WHAT IS REQUIRED
Copy out every line of the records where the string "JSON" occurs.

INFORMATION GIVEN
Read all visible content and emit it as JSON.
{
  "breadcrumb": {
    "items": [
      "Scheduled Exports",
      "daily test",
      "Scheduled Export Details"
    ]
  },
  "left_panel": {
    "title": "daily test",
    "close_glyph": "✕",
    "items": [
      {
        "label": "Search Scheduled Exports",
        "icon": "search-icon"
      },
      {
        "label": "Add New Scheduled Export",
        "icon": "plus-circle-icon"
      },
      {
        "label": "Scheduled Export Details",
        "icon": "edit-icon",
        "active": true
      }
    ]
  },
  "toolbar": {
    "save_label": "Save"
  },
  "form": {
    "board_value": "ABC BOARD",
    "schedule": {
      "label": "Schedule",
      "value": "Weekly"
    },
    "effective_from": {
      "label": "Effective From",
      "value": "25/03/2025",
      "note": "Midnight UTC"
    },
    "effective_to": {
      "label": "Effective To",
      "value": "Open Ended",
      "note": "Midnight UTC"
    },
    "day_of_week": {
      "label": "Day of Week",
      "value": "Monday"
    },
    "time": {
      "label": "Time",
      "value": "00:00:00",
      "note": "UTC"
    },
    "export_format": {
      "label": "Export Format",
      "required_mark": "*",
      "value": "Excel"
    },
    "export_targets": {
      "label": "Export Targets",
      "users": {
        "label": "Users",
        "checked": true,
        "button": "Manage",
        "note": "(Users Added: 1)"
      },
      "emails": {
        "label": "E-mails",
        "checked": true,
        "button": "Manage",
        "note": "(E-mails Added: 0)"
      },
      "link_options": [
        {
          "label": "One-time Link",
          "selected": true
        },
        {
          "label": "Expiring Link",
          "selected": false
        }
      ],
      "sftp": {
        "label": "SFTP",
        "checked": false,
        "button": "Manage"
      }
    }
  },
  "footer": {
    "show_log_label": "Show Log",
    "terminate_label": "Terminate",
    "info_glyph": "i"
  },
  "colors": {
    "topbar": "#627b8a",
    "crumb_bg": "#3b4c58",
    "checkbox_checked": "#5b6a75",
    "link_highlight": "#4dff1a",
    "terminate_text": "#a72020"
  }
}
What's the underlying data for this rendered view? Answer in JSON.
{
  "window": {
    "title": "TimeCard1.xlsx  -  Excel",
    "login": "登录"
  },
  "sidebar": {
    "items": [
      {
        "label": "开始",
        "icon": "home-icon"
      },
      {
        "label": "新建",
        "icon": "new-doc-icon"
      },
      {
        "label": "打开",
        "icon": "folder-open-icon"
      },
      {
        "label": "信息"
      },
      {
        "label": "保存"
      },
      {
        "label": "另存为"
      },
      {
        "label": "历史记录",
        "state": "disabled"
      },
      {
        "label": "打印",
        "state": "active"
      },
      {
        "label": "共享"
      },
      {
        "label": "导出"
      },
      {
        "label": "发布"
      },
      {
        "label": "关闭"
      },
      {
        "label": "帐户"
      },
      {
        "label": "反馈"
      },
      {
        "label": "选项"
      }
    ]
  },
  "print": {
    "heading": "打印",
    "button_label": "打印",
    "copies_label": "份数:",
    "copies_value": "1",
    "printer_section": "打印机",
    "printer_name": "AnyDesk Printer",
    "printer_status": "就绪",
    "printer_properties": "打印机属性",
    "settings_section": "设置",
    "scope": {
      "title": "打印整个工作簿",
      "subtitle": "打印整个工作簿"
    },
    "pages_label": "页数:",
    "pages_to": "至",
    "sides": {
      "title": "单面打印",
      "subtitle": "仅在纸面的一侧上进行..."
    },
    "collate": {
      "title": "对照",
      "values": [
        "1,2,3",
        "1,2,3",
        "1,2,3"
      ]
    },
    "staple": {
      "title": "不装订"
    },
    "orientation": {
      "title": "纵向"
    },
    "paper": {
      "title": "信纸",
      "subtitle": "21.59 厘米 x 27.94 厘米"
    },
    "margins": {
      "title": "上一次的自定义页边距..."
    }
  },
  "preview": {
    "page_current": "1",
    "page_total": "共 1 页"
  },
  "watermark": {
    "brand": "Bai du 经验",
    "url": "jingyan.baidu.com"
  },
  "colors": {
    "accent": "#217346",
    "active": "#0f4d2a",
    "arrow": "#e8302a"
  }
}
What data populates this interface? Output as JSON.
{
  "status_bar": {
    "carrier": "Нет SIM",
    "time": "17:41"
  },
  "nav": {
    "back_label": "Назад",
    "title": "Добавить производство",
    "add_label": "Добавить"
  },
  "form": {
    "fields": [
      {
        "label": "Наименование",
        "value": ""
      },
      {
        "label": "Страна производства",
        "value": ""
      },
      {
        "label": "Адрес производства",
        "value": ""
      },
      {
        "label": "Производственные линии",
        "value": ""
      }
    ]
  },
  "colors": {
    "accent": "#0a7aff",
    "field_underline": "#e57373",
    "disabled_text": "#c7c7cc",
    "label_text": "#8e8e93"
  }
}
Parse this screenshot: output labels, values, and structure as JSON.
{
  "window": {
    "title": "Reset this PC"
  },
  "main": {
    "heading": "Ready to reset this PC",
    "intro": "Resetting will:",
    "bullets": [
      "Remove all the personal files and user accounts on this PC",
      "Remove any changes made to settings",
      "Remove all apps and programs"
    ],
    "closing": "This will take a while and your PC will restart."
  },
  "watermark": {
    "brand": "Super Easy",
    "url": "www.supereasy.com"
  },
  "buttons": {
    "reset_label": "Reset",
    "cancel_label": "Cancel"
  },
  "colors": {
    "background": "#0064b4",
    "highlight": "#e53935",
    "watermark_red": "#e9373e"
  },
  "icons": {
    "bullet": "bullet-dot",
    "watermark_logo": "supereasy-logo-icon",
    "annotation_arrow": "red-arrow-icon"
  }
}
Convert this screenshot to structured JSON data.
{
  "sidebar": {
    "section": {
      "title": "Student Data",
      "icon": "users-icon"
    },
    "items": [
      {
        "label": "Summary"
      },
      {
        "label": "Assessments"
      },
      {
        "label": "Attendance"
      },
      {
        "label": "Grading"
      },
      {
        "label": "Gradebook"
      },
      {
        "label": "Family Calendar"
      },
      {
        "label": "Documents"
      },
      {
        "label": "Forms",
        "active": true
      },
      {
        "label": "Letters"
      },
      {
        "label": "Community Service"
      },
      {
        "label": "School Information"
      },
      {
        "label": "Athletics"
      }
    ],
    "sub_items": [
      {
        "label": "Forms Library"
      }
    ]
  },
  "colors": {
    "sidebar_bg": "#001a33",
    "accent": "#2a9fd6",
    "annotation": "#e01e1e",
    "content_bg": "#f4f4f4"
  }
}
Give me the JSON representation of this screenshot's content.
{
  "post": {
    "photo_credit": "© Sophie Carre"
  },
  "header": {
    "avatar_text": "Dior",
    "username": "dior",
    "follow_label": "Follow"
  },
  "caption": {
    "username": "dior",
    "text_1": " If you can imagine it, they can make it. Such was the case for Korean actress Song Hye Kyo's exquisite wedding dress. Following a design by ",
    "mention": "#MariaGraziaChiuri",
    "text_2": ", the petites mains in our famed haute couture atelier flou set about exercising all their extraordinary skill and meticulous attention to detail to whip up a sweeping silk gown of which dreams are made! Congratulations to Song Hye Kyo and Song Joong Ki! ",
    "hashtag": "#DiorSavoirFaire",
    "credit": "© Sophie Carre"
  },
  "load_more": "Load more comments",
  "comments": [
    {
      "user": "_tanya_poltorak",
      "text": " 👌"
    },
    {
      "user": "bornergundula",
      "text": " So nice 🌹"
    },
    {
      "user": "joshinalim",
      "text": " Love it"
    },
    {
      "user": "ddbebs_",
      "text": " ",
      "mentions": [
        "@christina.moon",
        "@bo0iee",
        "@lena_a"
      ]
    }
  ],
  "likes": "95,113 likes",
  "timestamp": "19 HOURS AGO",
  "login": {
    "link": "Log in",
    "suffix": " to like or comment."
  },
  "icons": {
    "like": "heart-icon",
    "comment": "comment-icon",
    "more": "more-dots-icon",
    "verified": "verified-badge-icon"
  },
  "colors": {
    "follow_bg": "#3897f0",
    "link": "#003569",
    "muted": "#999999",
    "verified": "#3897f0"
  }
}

FINAL RESULT
Read all visible content and emit it as JSON.
What's the underlying data for this rendered view? Answer in JSON.
What data populates this interface? Output as JSON.
Parse this screenshot: output labels, values, and structure as JSON.
Convert this screenshot to structured JSON data.
Give me the JSON representation of this screenshot's content.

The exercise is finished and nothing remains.